▶ Given task
Copy the rows word for word, beginning with the line that contains "faq-question <box>722 815 872 831</box>" and continuing through the line that contains "logo-word: cosmetic <box>20 37 163 72</box>".

Source rows:

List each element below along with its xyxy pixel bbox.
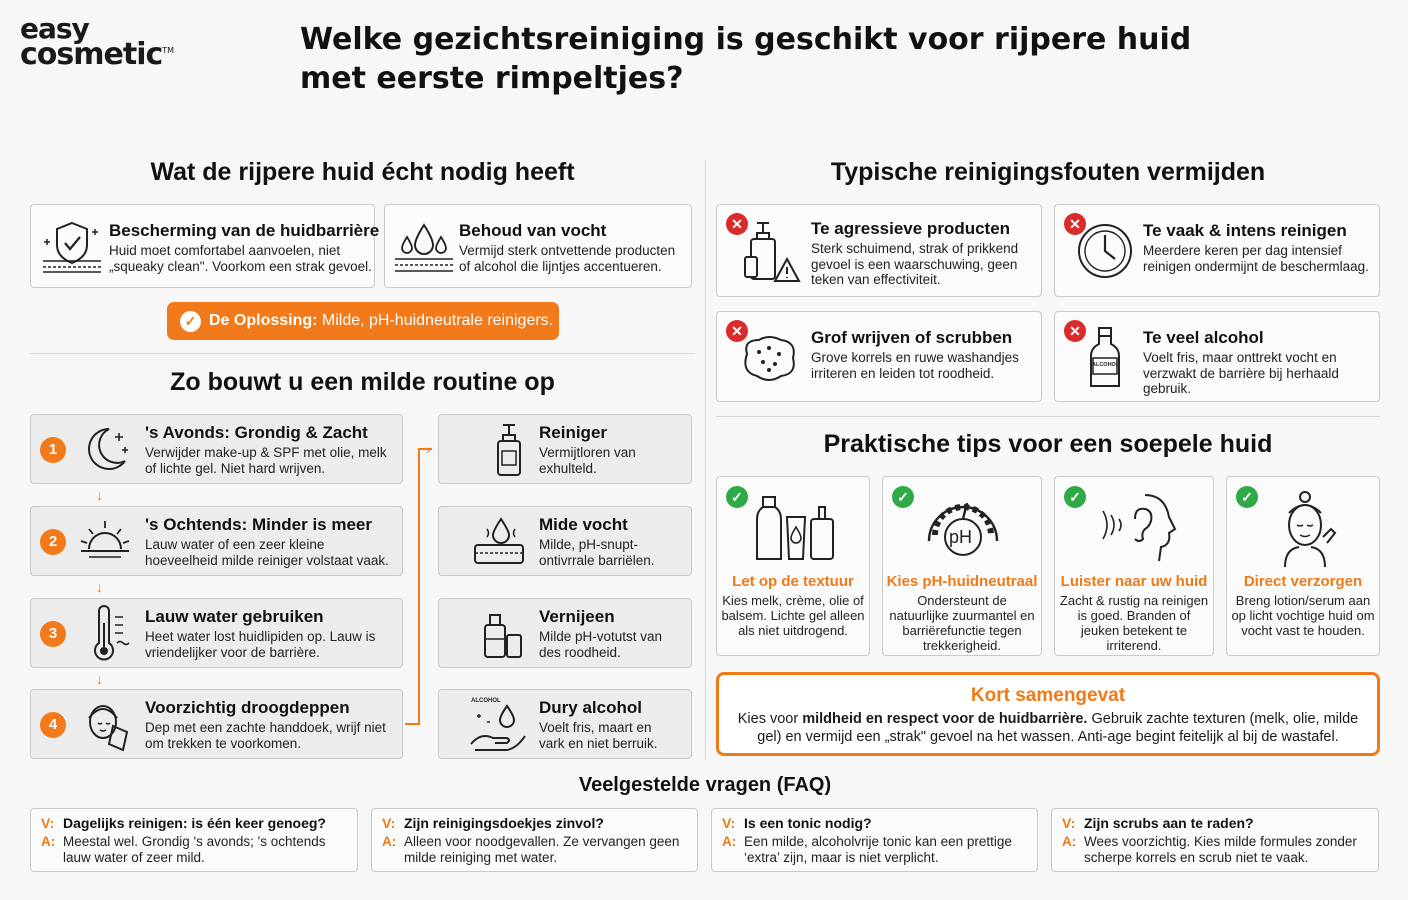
faq-question <box>722 815 872 831</box>
pump-bottle-icon <box>491 421 527 479</box>
need-card-barrier <box>30 204 380 288</box>
check-icon: ✓ <box>1064 486 1086 508</box>
faq-question <box>1062 815 1254 831</box>
step-desc: Lauw water of een zeer kleine hoeveelheid milde reiniger volstaat vaak. <box>145 537 389 568</box>
summary-text <box>733 710 1363 746</box>
water-drops-skin-icon <box>393 219 455 275</box>
tip-card-care <box>1226 476 1380 656</box>
connector-line <box>418 449 420 725</box>
logo-word: cosmetic <box>20 37 163 72</box>
x-icon: ✕ <box>1064 320 1086 342</box>
faq-heading: Veelgestelde vragen (FAQ) <box>578 774 832 796</box>
need-card-title: Bescherming van de huidbarrière <box>109 221 380 240</box>
mistake-card-alcohol <box>1054 311 1380 402</box>
mistake-card-scrubbing <box>716 311 1042 402</box>
section-divider <box>30 353 695 354</box>
faq-q-label: V: <box>1062 815 1076 831</box>
faq-a-label: A: <box>1062 834 1077 849</box>
tip-card-texture <box>716 476 870 656</box>
x-icon: ✕ <box>726 320 748 342</box>
mistake-desc: Grove korrels en ruwe washandjes irriteren en leiden tot roodheid. <box>811 350 1019 381</box>
mistake-title: Te agressieve producten <box>811 219 1011 238</box>
step-title: Lauw water gebruiken <box>145 607 324 626</box>
step-title: Voorzichtig droogdeppen <box>145 698 350 717</box>
arrow-down-icon: ↓ <box>96 579 103 595</box>
mistake-desc: Voelt fris, maar onttrekt vocht en verzwakt de barrière bij herhaald gebruik. <box>1143 350 1339 396</box>
mistake-title: Te vaak & intens reinigen <box>1143 221 1347 240</box>
tip-desc: Breng lotion/serum aan op licht vochtige huid om vocht vast te houden. <box>1231 593 1375 638</box>
faq-item <box>711 808 1038 872</box>
alcohol-label: ALCOHOL <box>471 698 501 704</box>
page-title: Welke gezichtsreiniging is geschikt voor rijpere huid met eerste rimpeltjes? <box>300 22 1192 96</box>
tip-card-ph <box>882 476 1042 656</box>
side-card-desc: Voelt fris, maart en vark en niet berruik. <box>539 720 658 751</box>
faq-item <box>1051 808 1379 872</box>
step-number: 4 <box>40 712 66 738</box>
routine-step-4 <box>30 689 403 759</box>
summary-bold: mildheid en respect voor de huidbarrière. <box>802 711 1088 727</box>
need-card-moisture <box>384 204 692 288</box>
summary-box <box>716 672 1380 756</box>
shield-skin-icon <box>41 219 103 275</box>
arrow-right-icon: › <box>426 441 431 457</box>
tip-card-listen <box>1054 476 1214 656</box>
tip-desc: Kies melk, crème, olie of balsem. Lichte gel alleen als niet uitdrogend. <box>721 593 865 638</box>
arrow-down-icon: ↓ <box>96 671 103 687</box>
faq-a-label: A: <box>382 834 397 849</box>
faq-item <box>30 808 358 872</box>
solution-banner <box>167 302 559 340</box>
check-icon: ✓ <box>726 486 748 508</box>
mistakes-heading: Typische reinigingsfouten vermijden <box>830 158 1266 186</box>
tip-desc: Ondersteunt de natuurlijke zuurmantel en barriërefunctie tegen trekkerigheid. <box>889 593 1035 653</box>
side-card-cleanser <box>438 414 692 484</box>
alcohol-bottle-label: ALCOHOL <box>1092 362 1120 368</box>
need-card-title: Behoud van vocht <box>459 221 607 240</box>
step-number: 2 <box>40 529 66 555</box>
side-card-alcohol <box>438 689 692 759</box>
solution-text: Milde, pH-huidneutrale reinigers. <box>317 312 554 329</box>
column-divider <box>705 160 706 760</box>
tip-title: Kies pH-huidneutraal <box>886 573 1038 590</box>
tips-heading: Praktische tips voor een soepele huid <box>823 430 1273 458</box>
connector-line <box>405 723 419 725</box>
side-card-desc: Milde, pH-snupt-ontivrrale barriëlen. <box>539 537 655 568</box>
side-card-desc: Vermijtloren van exhulteld. <box>539 445 636 476</box>
brand-logo <box>20 12 190 72</box>
solution-label: De Oplossing: <box>209 312 318 329</box>
faq-a-label: A: <box>722 834 737 849</box>
step-title: 's Avonds: Grondig & Zacht <box>145 423 368 442</box>
sponge-icon <box>739 330 801 388</box>
towel-face-icon <box>79 696 133 754</box>
check-icon: ✓ <box>1236 486 1258 508</box>
mistake-title: Te veel alcohol <box>1143 328 1264 347</box>
step-number: 3 <box>40 621 66 647</box>
side-card-title: Vernijeen <box>539 607 615 626</box>
need-card-desc: Vermijd sterk ontvettende producten of alcohol die lijntjes accentueren. <box>459 243 676 274</box>
routine-step-3 <box>30 598 403 668</box>
logo-line-1: easy <box>20 12 89 45</box>
tip-title: Let op de textuur <box>732 573 854 590</box>
ear-icon <box>1095 489 1179 567</box>
side-card-title: Mide vocht <box>539 515 628 534</box>
faq-q-label: V: <box>722 815 736 831</box>
arrow-down-icon: ↓ <box>96 487 103 503</box>
faq-answer: Alleen voor noodgevallen. Ze vervangen geen milde reiniging met water. <box>404 834 680 865</box>
step-desc: Verwijder make-up & SPF met olie, melk of lichte gel. Niet hard wrijven. <box>145 445 387 476</box>
routine-step-1 <box>30 414 403 484</box>
check-icon: ✓ <box>892 486 914 508</box>
mistake-card-aggressive <box>716 204 1042 297</box>
ph-label: pH <box>949 527 973 547</box>
summary-title: Kort samengevat <box>970 685 1126 706</box>
side-card-desc: Milde pH-votutst van des roodheid. <box>539 629 663 660</box>
side-card-title: Reiniger <box>539 423 608 442</box>
section-divider <box>716 416 1380 417</box>
faq-item <box>371 808 698 872</box>
step-title: 's Ochtends: Minder is meer <box>145 515 372 534</box>
step-number: 1 <box>40 437 66 463</box>
mistake-desc: Sterk schuimend, strak of prikkend gevoel is een waarschuwing, geen teken van effectiviteit. <box>811 241 1019 287</box>
alcohol-bottle-icon <box>1087 326 1123 392</box>
side-card-moisture <box>438 506 692 576</box>
logo-line-2 <box>20 37 190 72</box>
products-icon <box>479 607 527 661</box>
faq-question-text: Is een tonic nodig? <box>744 815 872 831</box>
faq-answer: Een milde, alcoholvrije tonic kan een prettige ‘extra’ zijn, maar is niet verplicht. <box>744 834 1012 865</box>
tip-title: Direct verzorgen <box>1243 573 1363 590</box>
bottles-icon <box>753 493 837 563</box>
summary-pre: Kies voor <box>737 711 803 727</box>
faq-q-label: V: <box>382 815 396 831</box>
faq-q-label: V: <box>41 815 55 831</box>
face-care-icon <box>1271 489 1341 569</box>
mistake-title: Grof wrijven of scrubben <box>811 328 1013 347</box>
thermometer-icon <box>87 605 131 663</box>
logo-tm: TM <box>162 46 175 55</box>
tip-title: Luister naar uw huid <box>1060 573 1208 590</box>
x-icon: ✕ <box>726 213 748 235</box>
alcohol-hand-icon <box>467 704 529 754</box>
moon-icon <box>79 423 131 477</box>
tip-desc: Zacht & rustig na reinigen is goed. Branden of jeuken betekent te irriterend. <box>1059 593 1209 653</box>
side-card-title: Dury alcohol <box>539 698 642 717</box>
faq-answer: Meestal wel. Grondig 's avonds; 's ochtends lauw water of zeer mild. <box>63 834 326 865</box>
faq-question-text: Zijn reinigingsdoekjes zinvol? <box>404 815 604 831</box>
faq-question-text: Dagelijks reinigen: is één keer genoeg? <box>63 815 326 831</box>
step-desc: Dep met een zachte handdoek, wrijf niet om trekken te voorkomen. <box>145 720 386 751</box>
mistake-card-frequency <box>1054 204 1380 297</box>
side-card-renew <box>438 598 692 668</box>
need-card-desc: Huid moet comfortabel aanvoelen, niet „squeaky clean". Voorkom een strak gevoel. <box>109 243 372 274</box>
faq-question <box>382 815 604 831</box>
x-icon: ✕ <box>1064 213 1086 235</box>
check-icon: ✓ <box>180 311 201 332</box>
mistake-desc: Meerdere keren per dag intensief reinigen ondermijnt de beschermlaag. <box>1143 243 1369 274</box>
moisture-icon <box>471 515 527 569</box>
needs-heading: Wat de rijpere huid écht nodig heeft <box>150 158 575 186</box>
clock-icon <box>1075 221 1135 281</box>
step-desc: Heet water lost huidlipiden op. Lauw is vriendelijker voor de barrière. <box>145 629 376 660</box>
faq-question <box>41 815 326 831</box>
routine-heading: Zo bouwt u een milde routine op <box>170 368 555 396</box>
sunrise-icon <box>77 515 133 569</box>
summary-post: Gebruik zachte texturen (melk, olie, milde gel) en vermijd een „strak" gevoel na het wassen. Anti-age begint feitelijk al bij de wastafel. <box>757 711 1359 745</box>
faq-question-text: Zijn scrubs aan te raden? <box>1084 815 1254 831</box>
aggressive-products-icon <box>743 219 803 285</box>
faq-a-label: A: <box>41 834 56 849</box>
routine-step-2 <box>30 506 403 576</box>
faq-answer: Wees voorzichtig. Kies milde formules zonder scherpe korrels en scrub niet te vaak. <box>1084 834 1357 865</box>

▶ Answer
faq-question <box>722 815 872 831</box>
pump-bottle-icon <box>491 421 527 479</box>
need-card-barrier <box>30 204 380 288</box>
check-icon: ✓ <box>1064 486 1086 508</box>
faq-question <box>1062 815 1254 831</box>
step-desc: Lauw water of een zeer kleine hoeveelheid milde reiniger volstaat vaak. <box>145 537 389 568</box>
summary-text <box>733 710 1363 746</box>
water-drops-skin-icon <box>393 219 455 275</box>
tip-card-care <box>1226 476 1380 656</box>
connector-line <box>418 449 420 725</box>
logo-word: cosmetic <box>20 37 163 72</box>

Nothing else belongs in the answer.